**THE REQUEST**
All the data must come back unchanged, except that pictures are left out.

Stored data:

------------------------------------

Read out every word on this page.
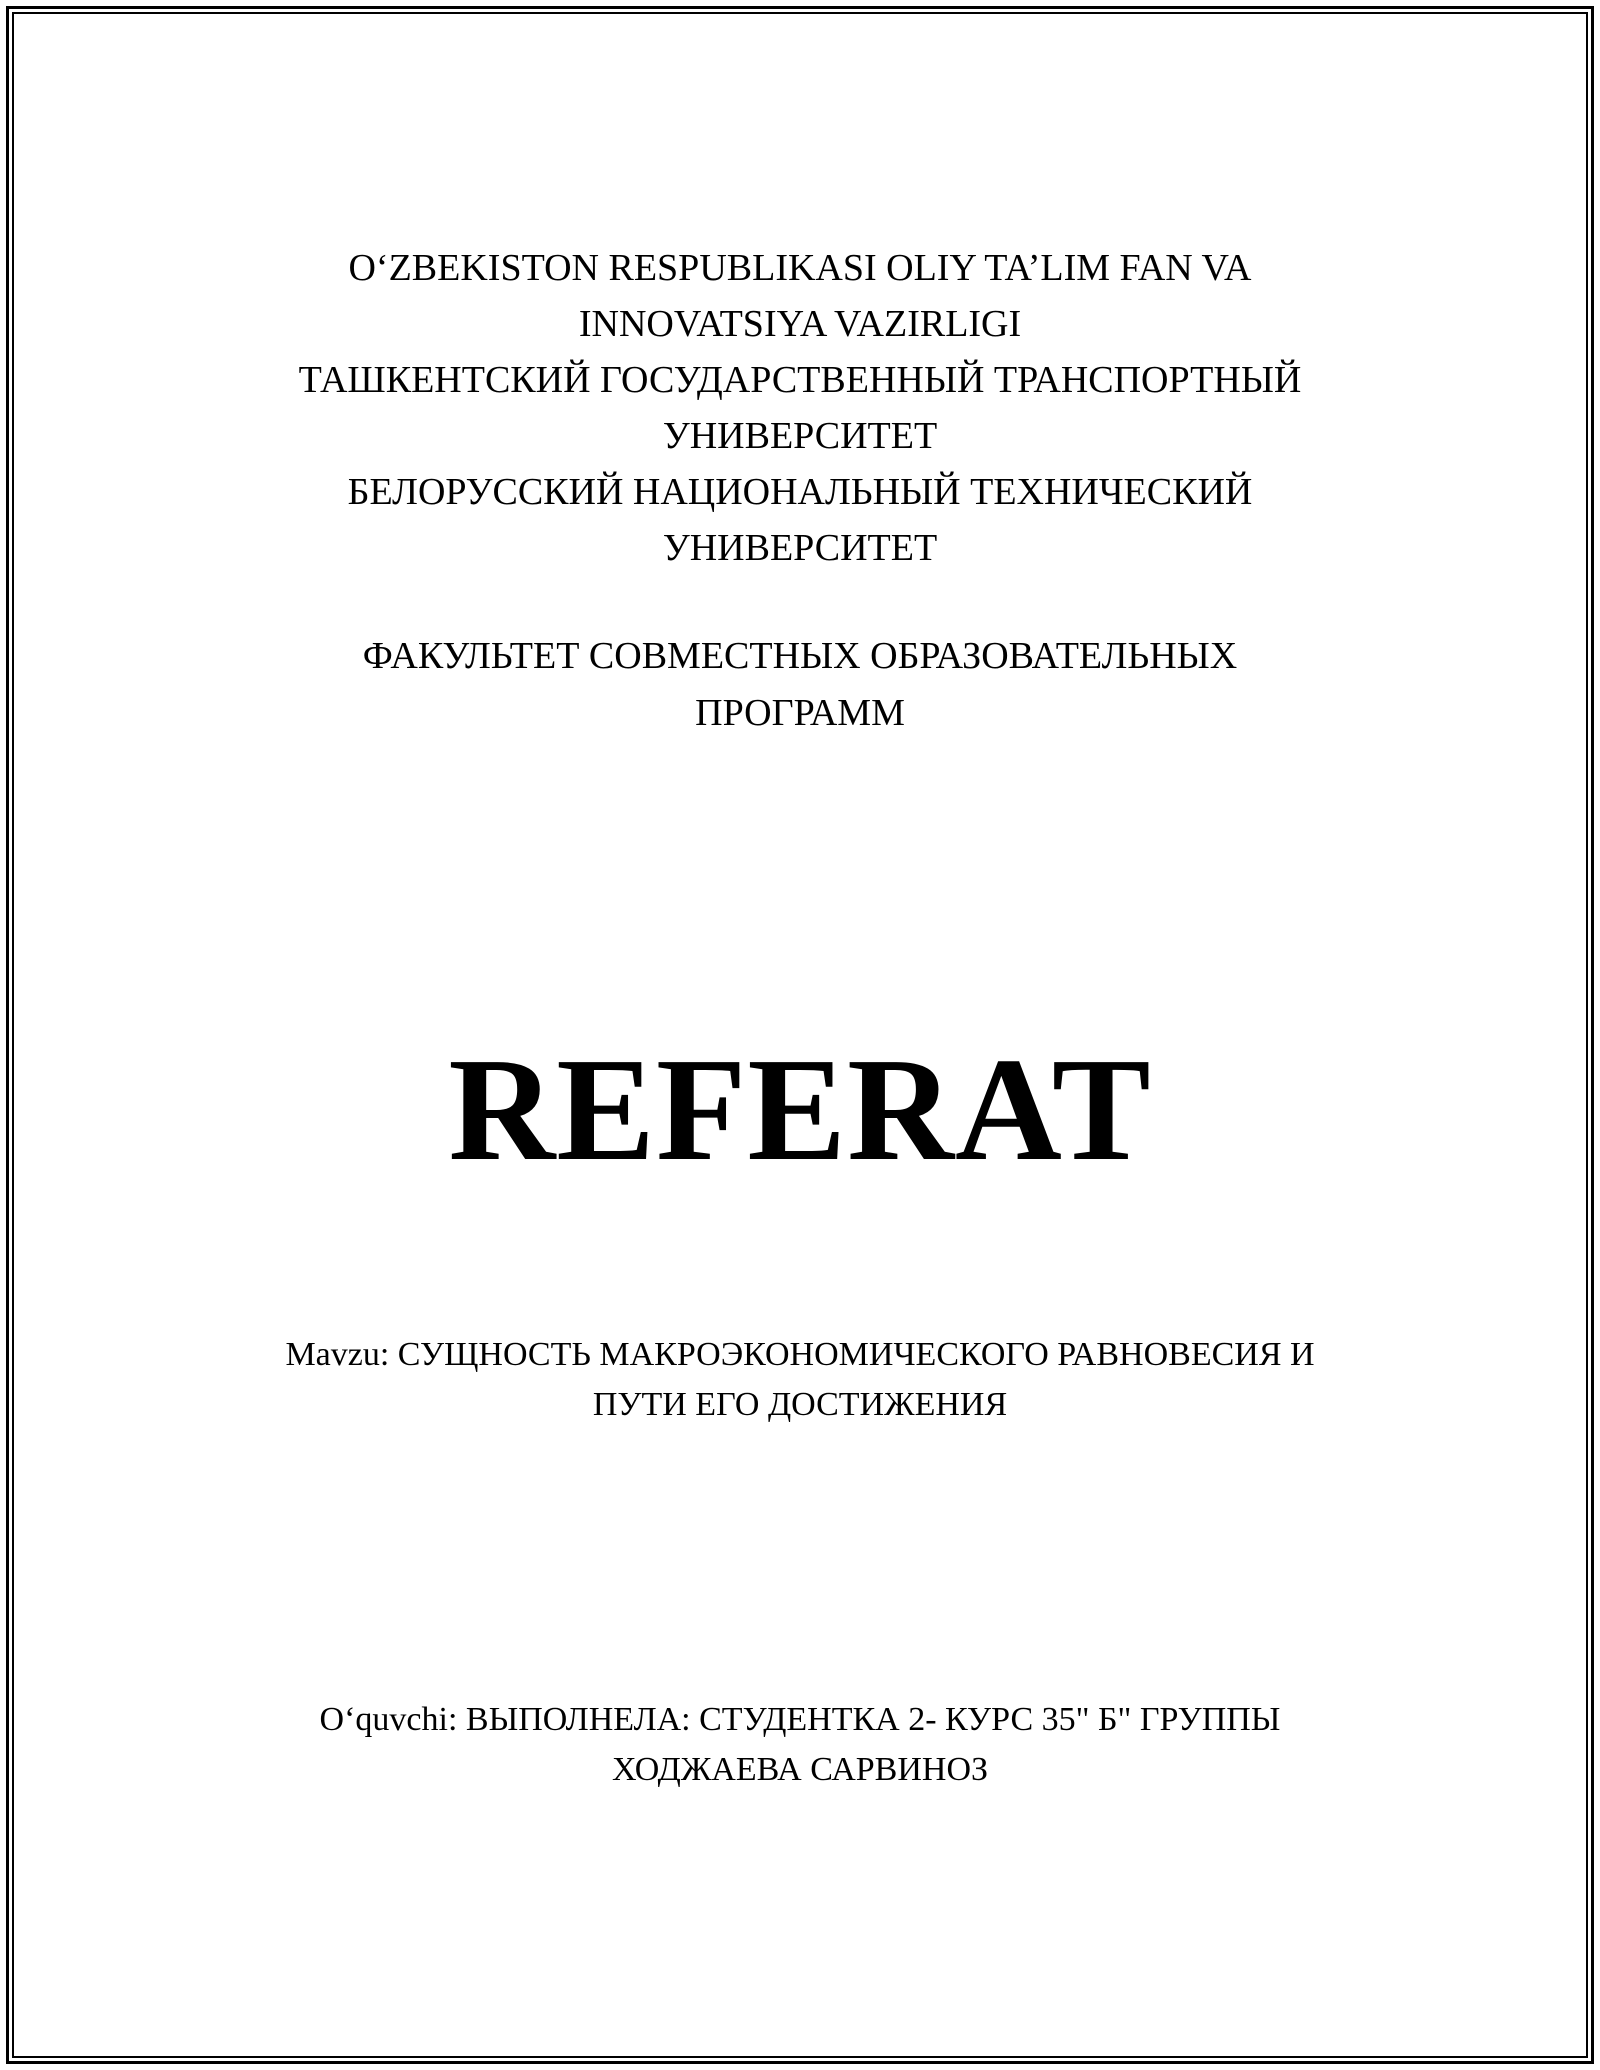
O‘ZBEKISTON RESPUBLIKASI OLIY TA’LIM FAN VA
INNOVATSIYA VAZIRLIGI
ТАШКЕНТСКИЙ ГОСУДАРСТВЕННЫЙ ТРАНСПОРТНЫЙ
УНИВЕРСИТЕТ
БЕЛОРУССКИЙ НАЦИОНАЛЬНЫЙ ТЕХНИЧЕСКИЙ
УНИВЕРСИТЕТ
ФАКУЛЬТЕТ СОВМЕСТНЫХ ОБРАЗОВАТЕЛЬНЫХ
ПРОГРАММ
REFERAT
Mavzu: СУЩНОСТЬ МАКРОЭКОНОМИЧЕСКОГО РАВНОВЕСИЯ И
ПУТИ ЕГО ДОСТИЖЕНИЯ
O‘quvchi: ВЫПОЛНЕЛА: СТУДЕНТКА 2- КУРС 35" Б" ГРУППЫ
ХОДЖАЕВА САРВИНОЗ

------------------------------------

**TASK RESPONSE**
Read out every word on this page.
O‘ZBEKISTON RESPUBLIKASI OLIY TA’LIM FAN VA
INNOVATSIYA VAZIRLIGI
ТАШКЕНТСКИЙ ГОСУДАРСТВЕННЫЙ ТРАНСПОРТНЫЙ
УНИВЕРСИТЕТ
БЕЛОРУССКИЙ НАЦИОНАЛЬНЫЙ ТЕХНИЧЕСКИЙ
УНИВЕРСИТЕТ
ФАКУЛЬТЕТ СОВМЕСТНЫХ ОБРАЗОВАТЕЛЬНЫХ
ПРОГРАММ
REFERAT
Mavzu: СУЩНОСТЬ МАКРОЭКОНОМИЧЕСКОГО РАВНОВЕСИЯ И
ПУТИ ЕГО ДОСТИЖЕНИЯ
O‘quvchi: ВЫПОЛНЕЛА: СТУДЕНТКА 2- КУРС 35" Б" ГРУППЫ
ХОДЖАЕВА САРВИНОЗ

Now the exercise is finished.